**TASK REQUIREMENTS**
Count how many rows below contain the string "message", and reply with that number alone.

+++++

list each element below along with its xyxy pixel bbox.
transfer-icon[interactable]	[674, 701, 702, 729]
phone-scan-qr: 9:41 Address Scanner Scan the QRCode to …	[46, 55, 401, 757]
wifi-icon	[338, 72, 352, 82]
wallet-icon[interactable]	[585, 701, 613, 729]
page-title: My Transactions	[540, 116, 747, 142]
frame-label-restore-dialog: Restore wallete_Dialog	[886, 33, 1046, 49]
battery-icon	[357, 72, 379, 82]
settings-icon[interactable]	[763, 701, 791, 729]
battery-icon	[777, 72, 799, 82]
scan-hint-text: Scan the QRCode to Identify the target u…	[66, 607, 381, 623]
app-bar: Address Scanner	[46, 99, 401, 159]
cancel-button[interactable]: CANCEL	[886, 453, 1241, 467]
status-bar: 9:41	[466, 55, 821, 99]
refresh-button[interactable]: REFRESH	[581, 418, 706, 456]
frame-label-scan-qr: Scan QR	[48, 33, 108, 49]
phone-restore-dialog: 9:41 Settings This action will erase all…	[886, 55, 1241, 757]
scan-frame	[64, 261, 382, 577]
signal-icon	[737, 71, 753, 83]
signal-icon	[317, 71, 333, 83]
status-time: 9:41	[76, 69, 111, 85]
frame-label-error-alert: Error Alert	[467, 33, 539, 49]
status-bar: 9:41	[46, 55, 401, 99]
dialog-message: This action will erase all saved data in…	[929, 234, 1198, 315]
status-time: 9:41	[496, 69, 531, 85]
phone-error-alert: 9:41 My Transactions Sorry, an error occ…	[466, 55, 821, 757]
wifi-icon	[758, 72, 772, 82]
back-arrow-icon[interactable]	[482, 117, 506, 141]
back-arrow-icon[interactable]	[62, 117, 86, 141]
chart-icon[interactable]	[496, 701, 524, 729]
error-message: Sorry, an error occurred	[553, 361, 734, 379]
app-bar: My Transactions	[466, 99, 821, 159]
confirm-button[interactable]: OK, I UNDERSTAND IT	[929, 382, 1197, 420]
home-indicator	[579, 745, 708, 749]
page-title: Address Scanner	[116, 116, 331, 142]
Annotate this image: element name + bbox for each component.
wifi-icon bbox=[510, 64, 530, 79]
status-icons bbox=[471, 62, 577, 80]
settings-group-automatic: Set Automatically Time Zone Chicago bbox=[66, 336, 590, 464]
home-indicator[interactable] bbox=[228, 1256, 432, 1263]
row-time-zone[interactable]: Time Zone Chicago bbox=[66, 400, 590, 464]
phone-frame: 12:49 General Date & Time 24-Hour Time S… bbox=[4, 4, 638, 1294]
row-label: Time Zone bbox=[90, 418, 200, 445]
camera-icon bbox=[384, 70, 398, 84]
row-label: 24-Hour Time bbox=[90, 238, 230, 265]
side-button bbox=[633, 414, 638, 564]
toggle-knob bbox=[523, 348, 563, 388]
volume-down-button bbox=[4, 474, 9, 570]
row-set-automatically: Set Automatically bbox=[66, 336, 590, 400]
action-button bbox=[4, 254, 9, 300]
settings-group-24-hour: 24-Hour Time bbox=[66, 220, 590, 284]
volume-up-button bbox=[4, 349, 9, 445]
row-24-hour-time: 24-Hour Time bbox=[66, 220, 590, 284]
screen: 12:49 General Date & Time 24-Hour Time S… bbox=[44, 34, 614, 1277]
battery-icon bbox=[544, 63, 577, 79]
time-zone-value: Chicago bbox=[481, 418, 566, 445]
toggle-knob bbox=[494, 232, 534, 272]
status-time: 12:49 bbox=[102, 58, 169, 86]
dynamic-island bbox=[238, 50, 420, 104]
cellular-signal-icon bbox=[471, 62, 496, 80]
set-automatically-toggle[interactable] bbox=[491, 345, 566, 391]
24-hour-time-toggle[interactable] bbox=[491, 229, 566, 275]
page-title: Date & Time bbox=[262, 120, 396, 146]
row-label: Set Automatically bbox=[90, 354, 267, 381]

+++++

**OUTPUT OF THE TASK**
2